Locate each line in the records containing "arrow". Copy it.

[START OF Data shown]

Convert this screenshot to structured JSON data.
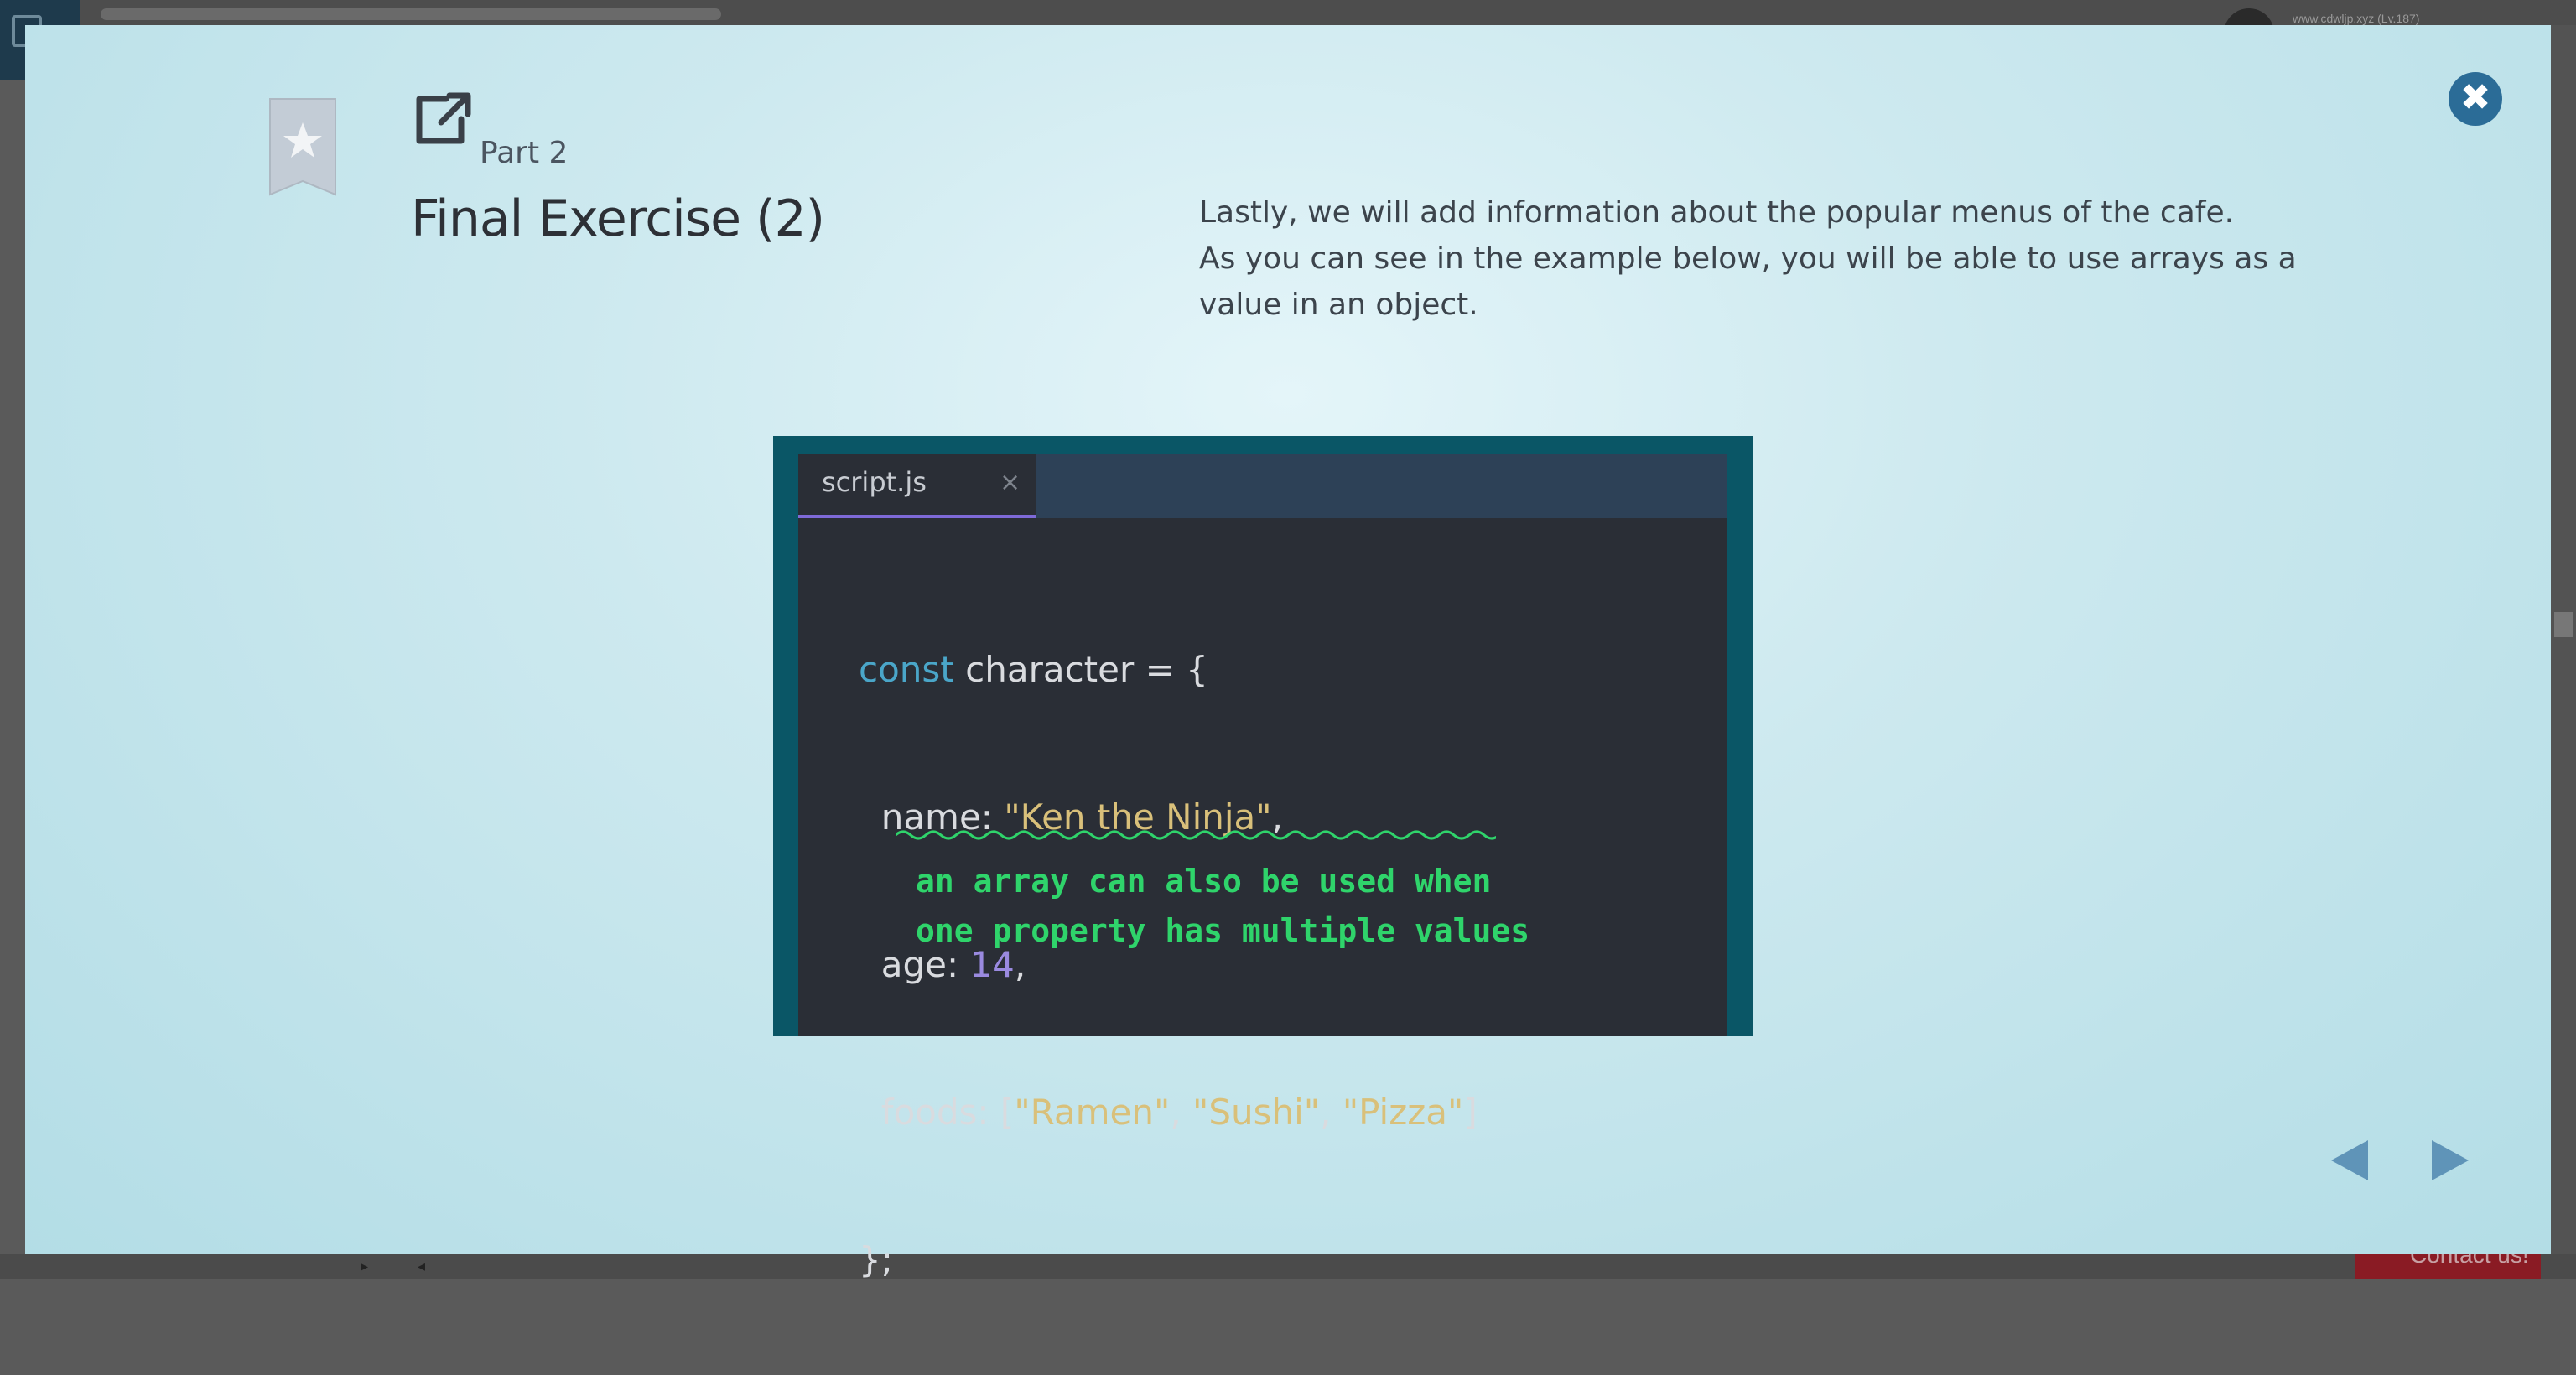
{
  "background": {
    "user_text": "www.cdwljp.xyz (Lv.187)",
    "contact_label": "Contact us!"
  },
  "modal": {
    "part_label": "Part 2",
    "title": "Final Exercise (2)",
    "description_lines": [
      "Lastly, we will add information about the popular menus of the cafe.",
      "As you can see in the example below, you will be able to use arrays as a",
      "value in an object."
    ],
    "close_icon": "close-icon",
    "bookmark_icon": "star-bookmark-icon",
    "external_link_icon": "external-link-icon"
  },
  "editor": {
    "tab_name": "script.js",
    "tab_close": "×",
    "code": {
      "l1_kw": "const",
      "l1_rest": " character = {",
      "l2_key": "  name: ",
      "l2_str": "\"Ken the Ninja\"",
      "l2_end": ",",
      "l3_key": "  age: ",
      "l3_num": "14",
      "l3_end": ",",
      "l4_key": "  foods: [",
      "l4_s1": "\"Ramen\"",
      "l4_c1": ", ",
      "l4_s2": "\"Sushi\"",
      "l4_c2": ", ",
      "l4_s3": "\"Pizza\"",
      "l4_end": "]",
      "l5": "};"
    },
    "annotation": [
      "an array can also be used when",
      "one property has multiple values"
    ]
  },
  "nav": {
    "prev_icon": "previous-arrow-icon",
    "next_icon": "next-arrow-icon"
  }
}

[END OF Data shown]

Solution to this task:
    "prev_icon": "previous-arrow-icon",
    "next_icon": "next-arrow-icon"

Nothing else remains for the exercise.